- **DIRECTIONS**
Return the number of lines that include the string "Βέλτιστη", without any other text.

******************************

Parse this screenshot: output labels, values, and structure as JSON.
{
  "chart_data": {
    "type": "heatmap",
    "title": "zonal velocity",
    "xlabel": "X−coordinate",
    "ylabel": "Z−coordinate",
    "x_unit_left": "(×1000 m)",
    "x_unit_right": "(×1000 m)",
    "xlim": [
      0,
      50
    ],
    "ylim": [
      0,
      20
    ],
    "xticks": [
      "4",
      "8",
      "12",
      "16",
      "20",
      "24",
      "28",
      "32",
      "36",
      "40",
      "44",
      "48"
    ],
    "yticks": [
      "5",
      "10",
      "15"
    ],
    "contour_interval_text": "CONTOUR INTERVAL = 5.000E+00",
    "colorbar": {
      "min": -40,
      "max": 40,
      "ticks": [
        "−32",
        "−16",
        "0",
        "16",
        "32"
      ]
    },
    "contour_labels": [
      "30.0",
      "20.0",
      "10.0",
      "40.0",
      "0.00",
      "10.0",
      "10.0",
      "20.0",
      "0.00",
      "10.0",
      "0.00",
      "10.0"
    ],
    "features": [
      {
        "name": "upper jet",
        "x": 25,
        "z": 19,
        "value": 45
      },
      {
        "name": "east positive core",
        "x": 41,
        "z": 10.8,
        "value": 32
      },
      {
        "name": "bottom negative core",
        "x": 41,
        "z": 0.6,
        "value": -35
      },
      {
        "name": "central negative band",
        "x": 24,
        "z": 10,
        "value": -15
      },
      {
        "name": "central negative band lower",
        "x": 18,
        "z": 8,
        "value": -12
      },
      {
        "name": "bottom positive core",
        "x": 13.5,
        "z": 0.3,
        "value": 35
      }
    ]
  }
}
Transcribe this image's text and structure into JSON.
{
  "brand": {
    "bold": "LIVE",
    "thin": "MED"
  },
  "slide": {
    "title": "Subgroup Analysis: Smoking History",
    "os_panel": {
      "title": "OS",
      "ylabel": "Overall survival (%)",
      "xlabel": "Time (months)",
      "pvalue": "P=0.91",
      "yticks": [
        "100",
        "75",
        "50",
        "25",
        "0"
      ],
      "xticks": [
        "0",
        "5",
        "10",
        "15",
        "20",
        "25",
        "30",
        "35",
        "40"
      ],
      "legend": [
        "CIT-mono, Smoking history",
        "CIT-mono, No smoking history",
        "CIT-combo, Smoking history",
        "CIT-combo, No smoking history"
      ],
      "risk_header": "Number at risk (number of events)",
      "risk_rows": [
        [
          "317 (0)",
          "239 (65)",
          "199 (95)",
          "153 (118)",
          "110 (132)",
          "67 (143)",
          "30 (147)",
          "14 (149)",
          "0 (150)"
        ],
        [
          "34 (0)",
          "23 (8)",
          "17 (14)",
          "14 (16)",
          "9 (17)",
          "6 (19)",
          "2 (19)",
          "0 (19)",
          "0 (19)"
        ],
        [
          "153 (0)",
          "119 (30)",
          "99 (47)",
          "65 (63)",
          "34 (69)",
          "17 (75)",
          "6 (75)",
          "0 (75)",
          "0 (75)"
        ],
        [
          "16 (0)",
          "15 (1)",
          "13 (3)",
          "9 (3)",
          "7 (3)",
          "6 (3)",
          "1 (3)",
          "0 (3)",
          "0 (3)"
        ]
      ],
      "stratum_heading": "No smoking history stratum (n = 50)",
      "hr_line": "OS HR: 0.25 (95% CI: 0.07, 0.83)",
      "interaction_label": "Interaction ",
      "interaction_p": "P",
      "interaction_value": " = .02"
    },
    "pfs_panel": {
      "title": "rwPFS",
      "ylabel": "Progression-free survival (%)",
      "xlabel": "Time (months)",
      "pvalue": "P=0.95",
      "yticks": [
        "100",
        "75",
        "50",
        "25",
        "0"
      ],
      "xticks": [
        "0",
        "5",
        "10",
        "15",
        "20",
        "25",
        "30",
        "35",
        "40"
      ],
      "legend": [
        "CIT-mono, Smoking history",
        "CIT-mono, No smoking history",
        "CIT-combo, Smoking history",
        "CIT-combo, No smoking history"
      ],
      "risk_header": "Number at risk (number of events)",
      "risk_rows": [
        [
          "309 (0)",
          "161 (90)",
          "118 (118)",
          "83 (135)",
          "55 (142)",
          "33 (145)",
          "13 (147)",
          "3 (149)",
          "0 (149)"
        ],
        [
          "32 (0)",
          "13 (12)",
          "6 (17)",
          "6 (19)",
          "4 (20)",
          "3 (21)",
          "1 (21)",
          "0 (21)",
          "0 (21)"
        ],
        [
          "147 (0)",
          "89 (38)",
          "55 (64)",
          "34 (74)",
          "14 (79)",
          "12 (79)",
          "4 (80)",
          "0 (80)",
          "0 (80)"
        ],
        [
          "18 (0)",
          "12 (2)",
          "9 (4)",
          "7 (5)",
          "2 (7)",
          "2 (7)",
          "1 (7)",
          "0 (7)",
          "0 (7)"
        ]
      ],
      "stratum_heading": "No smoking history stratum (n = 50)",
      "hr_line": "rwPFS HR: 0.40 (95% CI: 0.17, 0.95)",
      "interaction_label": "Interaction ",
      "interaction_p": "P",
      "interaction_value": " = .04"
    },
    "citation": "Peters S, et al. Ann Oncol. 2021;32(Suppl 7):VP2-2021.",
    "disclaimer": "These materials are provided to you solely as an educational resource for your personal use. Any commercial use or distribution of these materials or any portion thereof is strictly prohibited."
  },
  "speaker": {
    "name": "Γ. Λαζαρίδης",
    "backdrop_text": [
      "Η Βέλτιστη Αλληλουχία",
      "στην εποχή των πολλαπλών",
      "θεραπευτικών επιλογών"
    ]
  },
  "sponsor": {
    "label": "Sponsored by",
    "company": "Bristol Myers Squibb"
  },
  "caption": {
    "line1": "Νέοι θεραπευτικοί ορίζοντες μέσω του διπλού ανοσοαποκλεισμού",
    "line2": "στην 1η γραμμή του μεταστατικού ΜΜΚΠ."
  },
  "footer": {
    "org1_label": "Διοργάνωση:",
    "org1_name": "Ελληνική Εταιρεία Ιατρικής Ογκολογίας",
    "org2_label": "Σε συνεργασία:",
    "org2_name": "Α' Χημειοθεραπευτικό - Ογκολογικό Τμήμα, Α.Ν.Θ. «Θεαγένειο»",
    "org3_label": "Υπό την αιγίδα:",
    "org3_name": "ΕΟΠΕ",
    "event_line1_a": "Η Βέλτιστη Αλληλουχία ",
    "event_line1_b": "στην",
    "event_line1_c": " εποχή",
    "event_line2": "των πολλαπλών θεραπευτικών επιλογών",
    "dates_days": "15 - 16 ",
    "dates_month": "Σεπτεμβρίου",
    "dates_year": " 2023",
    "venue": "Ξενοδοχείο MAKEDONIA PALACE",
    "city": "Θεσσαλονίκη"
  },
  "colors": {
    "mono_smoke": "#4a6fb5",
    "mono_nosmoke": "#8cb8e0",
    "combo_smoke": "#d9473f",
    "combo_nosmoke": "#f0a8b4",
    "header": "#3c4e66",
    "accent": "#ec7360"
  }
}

******************************

- **CORRECT ANSWER**
2